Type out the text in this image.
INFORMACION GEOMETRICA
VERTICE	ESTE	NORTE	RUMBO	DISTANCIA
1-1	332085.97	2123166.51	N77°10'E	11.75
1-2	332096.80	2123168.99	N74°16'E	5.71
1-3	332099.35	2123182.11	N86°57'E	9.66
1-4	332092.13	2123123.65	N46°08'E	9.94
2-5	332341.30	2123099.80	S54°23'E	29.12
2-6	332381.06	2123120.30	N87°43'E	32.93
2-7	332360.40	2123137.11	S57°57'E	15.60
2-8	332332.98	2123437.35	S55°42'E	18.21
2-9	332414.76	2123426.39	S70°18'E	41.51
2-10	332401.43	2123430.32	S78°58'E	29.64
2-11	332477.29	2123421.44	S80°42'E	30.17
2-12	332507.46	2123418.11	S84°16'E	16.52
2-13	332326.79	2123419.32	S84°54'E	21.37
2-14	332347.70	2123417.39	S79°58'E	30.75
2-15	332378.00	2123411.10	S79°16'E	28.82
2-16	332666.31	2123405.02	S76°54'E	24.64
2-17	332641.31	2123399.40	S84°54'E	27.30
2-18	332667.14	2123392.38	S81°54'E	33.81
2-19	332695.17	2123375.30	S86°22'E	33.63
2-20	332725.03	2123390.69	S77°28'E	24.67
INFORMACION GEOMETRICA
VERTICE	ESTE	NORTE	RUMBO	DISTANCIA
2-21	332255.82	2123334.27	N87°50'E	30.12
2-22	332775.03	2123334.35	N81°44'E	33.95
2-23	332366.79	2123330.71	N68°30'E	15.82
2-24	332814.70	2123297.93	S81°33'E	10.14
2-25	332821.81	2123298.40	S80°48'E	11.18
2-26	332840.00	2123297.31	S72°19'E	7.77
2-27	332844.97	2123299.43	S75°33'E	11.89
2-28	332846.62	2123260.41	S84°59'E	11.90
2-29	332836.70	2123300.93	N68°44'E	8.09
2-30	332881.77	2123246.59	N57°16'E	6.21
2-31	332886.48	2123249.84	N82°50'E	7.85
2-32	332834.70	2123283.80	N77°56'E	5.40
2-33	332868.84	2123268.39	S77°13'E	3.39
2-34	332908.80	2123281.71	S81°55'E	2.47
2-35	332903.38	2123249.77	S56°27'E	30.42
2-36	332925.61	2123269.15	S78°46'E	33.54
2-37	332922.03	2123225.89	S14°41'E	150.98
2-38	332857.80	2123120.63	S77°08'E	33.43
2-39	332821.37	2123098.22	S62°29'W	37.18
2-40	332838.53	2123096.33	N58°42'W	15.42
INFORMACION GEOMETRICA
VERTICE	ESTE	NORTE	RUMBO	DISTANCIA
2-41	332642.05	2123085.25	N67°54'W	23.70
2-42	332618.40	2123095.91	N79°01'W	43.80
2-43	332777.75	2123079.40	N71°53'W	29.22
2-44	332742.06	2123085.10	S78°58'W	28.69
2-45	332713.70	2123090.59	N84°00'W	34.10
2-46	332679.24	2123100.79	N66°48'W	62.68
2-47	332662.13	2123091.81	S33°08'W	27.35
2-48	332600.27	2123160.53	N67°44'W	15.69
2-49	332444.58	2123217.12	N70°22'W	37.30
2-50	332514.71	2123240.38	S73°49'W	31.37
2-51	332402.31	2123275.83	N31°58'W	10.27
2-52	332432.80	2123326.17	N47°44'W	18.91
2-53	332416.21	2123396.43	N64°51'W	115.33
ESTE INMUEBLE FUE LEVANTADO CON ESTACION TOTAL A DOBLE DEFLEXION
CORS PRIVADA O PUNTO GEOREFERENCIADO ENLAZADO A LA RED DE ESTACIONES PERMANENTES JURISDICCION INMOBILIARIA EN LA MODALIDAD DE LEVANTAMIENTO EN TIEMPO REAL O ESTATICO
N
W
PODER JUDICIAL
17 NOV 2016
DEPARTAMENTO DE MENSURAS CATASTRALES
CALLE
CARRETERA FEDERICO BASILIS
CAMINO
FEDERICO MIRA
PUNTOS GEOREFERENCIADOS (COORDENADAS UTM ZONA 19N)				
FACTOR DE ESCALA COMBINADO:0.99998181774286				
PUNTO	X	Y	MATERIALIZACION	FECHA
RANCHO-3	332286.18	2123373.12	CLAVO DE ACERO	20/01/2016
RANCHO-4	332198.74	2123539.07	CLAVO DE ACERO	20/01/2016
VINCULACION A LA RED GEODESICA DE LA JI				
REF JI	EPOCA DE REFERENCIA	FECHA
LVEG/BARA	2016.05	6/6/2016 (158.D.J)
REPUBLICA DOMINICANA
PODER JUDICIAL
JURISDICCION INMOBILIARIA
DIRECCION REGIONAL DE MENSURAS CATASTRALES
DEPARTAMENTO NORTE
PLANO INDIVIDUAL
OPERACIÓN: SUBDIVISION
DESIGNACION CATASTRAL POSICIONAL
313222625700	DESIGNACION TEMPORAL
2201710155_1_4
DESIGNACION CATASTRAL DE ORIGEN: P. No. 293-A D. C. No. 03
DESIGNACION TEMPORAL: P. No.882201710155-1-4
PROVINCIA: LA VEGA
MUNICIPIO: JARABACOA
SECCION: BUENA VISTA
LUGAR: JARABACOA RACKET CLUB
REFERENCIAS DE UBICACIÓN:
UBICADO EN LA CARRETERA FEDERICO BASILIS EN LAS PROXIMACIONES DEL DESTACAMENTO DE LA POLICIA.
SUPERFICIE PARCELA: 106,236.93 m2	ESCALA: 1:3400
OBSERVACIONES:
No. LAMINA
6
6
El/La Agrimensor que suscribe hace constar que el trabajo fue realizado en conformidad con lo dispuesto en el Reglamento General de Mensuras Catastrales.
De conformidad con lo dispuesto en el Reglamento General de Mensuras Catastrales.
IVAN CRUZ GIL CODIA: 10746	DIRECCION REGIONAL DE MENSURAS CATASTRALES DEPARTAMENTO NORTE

═══

Directions for this task:
Using the listing above, return all lines where the word "Reglamento" occurs.

Answer below:
El/La Agrimensor que suscribe hace constar que el trabajo fue realizado en conformidad con lo dispuesto en el Reglamento General de Mensuras Catastrales.
De conformidad con lo dispuesto en el Reglamento General de Mensuras Catastrales.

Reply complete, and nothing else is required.